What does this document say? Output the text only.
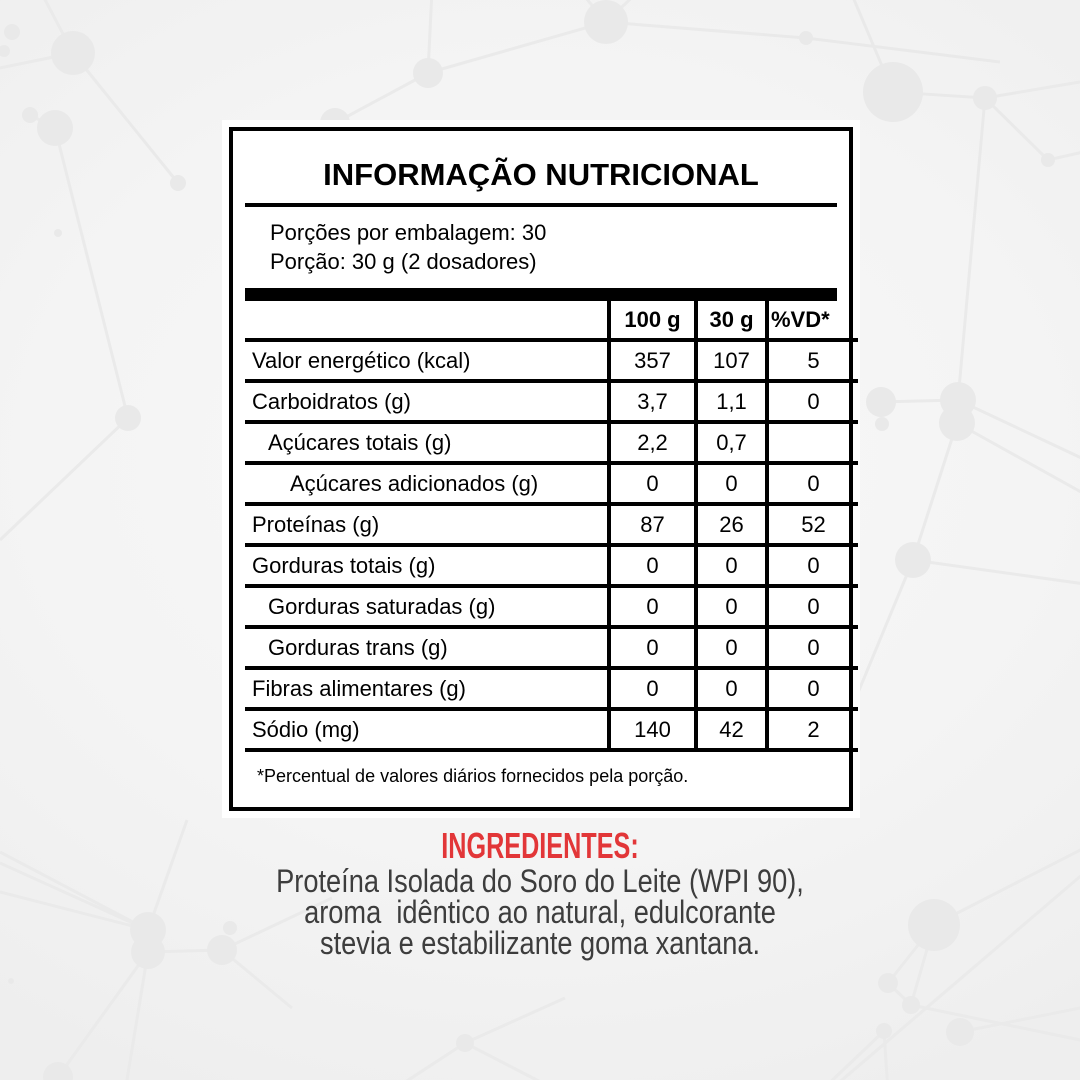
INFORMAÇÃO NUTRICIONAL
Porções por embalagem: 30
Porção: 30 g (2 dosadores)
	100 g	30 g	%VD*
Valor energético (kcal)	357	107	5
Carboidratos (g)	3,7	1,1	0
Açúcares totais (g)	2,2	0,7	
Açúcares adicionados (g)	0	0	0
Proteínas (g)	87	26	52
Gorduras totais (g)	0	0	0
Gorduras saturadas (g)	0	0	0
Gorduras trans (g)	0	0	0
Fibras alimentares (g)	0	0	0
Sódio (mg)	140	42	2
*Percentual de valores diários fornecidos pela porção.
INGREDIENTES:
Proteína Isolada do Soro do Leite (WPI 90),
aroma  idêntico ao natural, edulcorante
stevia e estabilizante goma xantana.
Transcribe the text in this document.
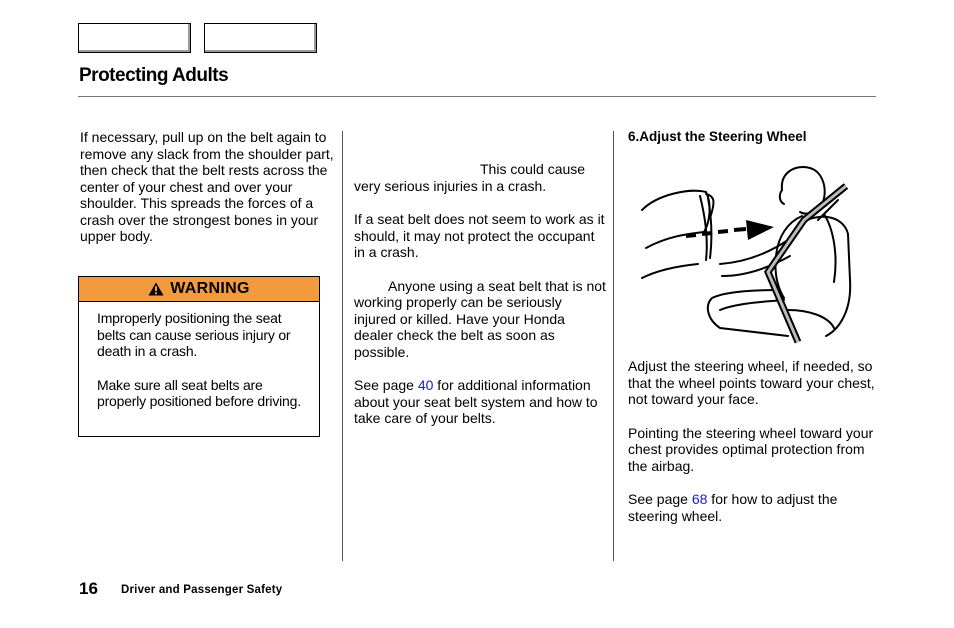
Protecting Adults

If necessary, pull up on the belt again to remove any slack from the shoulder part, then check that the belt rests across the center of your chest and over your shoulder. This spreads the forces of a crash over the strongest bones in your upper body.

WARNING

Improperly positioning the seat belts can cause serious injury or death in a crash.

Make sure all seat belts are properly positioned before driving.

This could cause very serious injuries in a crash.

If a seat belt does not seem to work as it should, it may not protect the occupant in a crash.

Anyone using a seat belt that is not working properly can be seriously injured or killed. Have your Honda dealer check the belt as soon as possible.

See page 40 for additional information about your seat belt system and how to take care of your belts.

6.Adjust the Steering Wheel

Adjust the steering wheel, if needed, so that the wheel points toward your chest, not toward your face.

Pointing the steering wheel toward your chest provides optimal protection from the airbag.

See page 68 for how to adjust the steering wheel.

16 Driver and Passenger Safety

**Your goal**: Leave out the pictures and repeat everything else in the records exactly.

**Result of the task**:
What does this document say? Output the text only.
INFORMAÇÃO NUTRICIONAL
Porções por embalagem: 30
Porção: 30 g (2 dosadores)
	100 g	30 g	%VD*
Valor energético (kcal)	357	107	5
Carboidratos (g)	3,7	1,1	0
Açúcares totais (g)	2,2	0,7	
Açúcares adicionados (g)	0	0	0
Proteínas (g)	87	26	52
Gorduras totais (g)	0	0	0
Gorduras saturadas (g)	0	0	0
Gorduras trans (g)	0	0	0
Fibras alimentares (g)	0	0	0
Sódio (mg)	140	42	2
*Percentual de valores diários fornecidos pela porção.
INGREDIENTES:
Proteína Isolada do Soro do Leite (WPI 90),
aroma  idêntico ao natural, edulcorante
stevia e estabilizante goma xantana.
Transcribe the text in this document.
Protecting Adults

If necessary, pull up on the belt again to remove any slack from the shoulder part, then check that the belt rests across the center of your chest and over your shoulder. This spreads the forces of a crash over the strongest bones in your upper body.

WARNING

Improperly positioning the seat belts can cause serious injury or death in a crash.

Make sure all seat belts are properly positioned before driving.

This could cause very serious injuries in a crash.

If a seat belt does not seem to work as it should, it may not protect the occupant in a crash.

Anyone using a seat belt that is not working properly can be seriously injured or killed. Have your Honda dealer check the belt as soon as possible.

See page 40 for additional information about your seat belt system and how to take care of your belts.

6.Adjust the Steering Wheel

Adjust the steering wheel, if needed, so that the wheel points toward your chest, not toward your face.

Pointing the steering wheel toward your chest provides optimal protection from the airbag.

See page 68 for how to adjust the steering wheel.

16 Driver and Passenger Safety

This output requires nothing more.